» Problem: Lay out the lines of the entries below as a numbered list, starting with the line that contains "57, 136, 71]" and going on through the end of the entries. Leave out any blank lines.

» Element region listings:
start

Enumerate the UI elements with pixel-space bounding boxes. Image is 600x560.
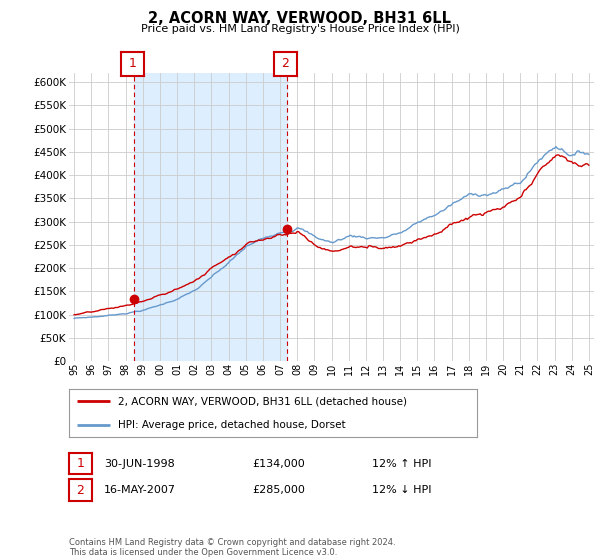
Text: 1: 1	[128, 57, 136, 71]
Text: 12% ↑ HPI: 12% ↑ HPI	[372, 459, 431, 469]
Text: HPI: Average price, detached house, Dorset: HPI: Average price, detached house, Dors…	[118, 420, 346, 430]
Text: Price paid vs. HM Land Registry's House Price Index (HPI): Price paid vs. HM Land Registry's House …	[140, 24, 460, 34]
Text: £285,000: £285,000	[252, 485, 305, 495]
Text: 2: 2	[281, 57, 289, 71]
Text: 2: 2	[76, 483, 85, 497]
Bar	[134, 73, 287, 361]
Text: Contains HM Land Registry data © Crown copyright and database right 2024.
This d: Contains HM Land Registry data © Crown c…	[69, 538, 395, 557]
Text: 30-JUN-1998: 30-JUN-1998	[104, 459, 175, 469]
Text: 12% ↓ HPI: 12% ↓ HPI	[372, 485, 431, 495]
Text: 2, ACORN WAY, VERWOOD, BH31 6LL (detached house): 2, ACORN WAY, VERWOOD, BH31 6LL (detache…	[118, 396, 407, 406]
Text: £134,000: £134,000	[252, 459, 305, 469]
Text: 16-MAY-2007: 16-MAY-2007	[104, 485, 176, 495]
Text: 1: 1	[76, 457, 85, 470]
Text: 2, ACORN WAY, VERWOOD, BH31 6LL: 2, ACORN WAY, VERWOOD, BH31 6LL	[149, 11, 452, 26]
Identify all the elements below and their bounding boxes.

end

» Answer:
1. Text: 1: 1	[128, 57, 136, 71]
2. Text: 12% ↑ HPI: 12% ↑ HPI	[372, 459, 431, 469]
3. Text: HPI: Average price, detached house, Dorset: HPI: Average price, detached house, Dors…	[118, 420, 346, 430]
4. Text: Price paid vs. HM Land Registry's House Price Index (HPI): Price paid vs. HM Land Registry's House …	[140, 24, 460, 34]
5. Text: £285,000: £285,000	[252, 485, 305, 495]
6. Text: 2: 2	[281, 57, 289, 71]
7. Text: 2: 2	[76, 483, 85, 497]
8. Bar	[134, 73, 287, 361]
9. Text: Contains HM Land Registry data © Crown copyright and database right 2024.
10. This d: Contains HM Land Registry data © Crown c…	[69, 538, 395, 557]
11. Text: 30-JUN-1998: 30-JUN-1998	[104, 459, 175, 469]
12. Text: 12% ↓ HPI: 12% ↓ HPI	[372, 485, 431, 495]
13. Text: 2, ACORN WAY, VERWOOD, BH31 6LL (detached house): 2, ACORN WAY, VERWOOD, BH31 6LL (detache…	[118, 396, 407, 406]
14. Text: £134,000: £134,000	[252, 459, 305, 469]
15. Text: 16-MAY-2007: 16-MAY-2007	[104, 485, 176, 495]
16. Text: 1: 1	[76, 457, 85, 470]
17. Text: 2, ACORN WAY, VERWOOD, BH31 6LL: 2, ACORN WAY, VERWOOD, BH31 6LL	[149, 11, 452, 26]
18. Identify all the elements below and their bounding boxes.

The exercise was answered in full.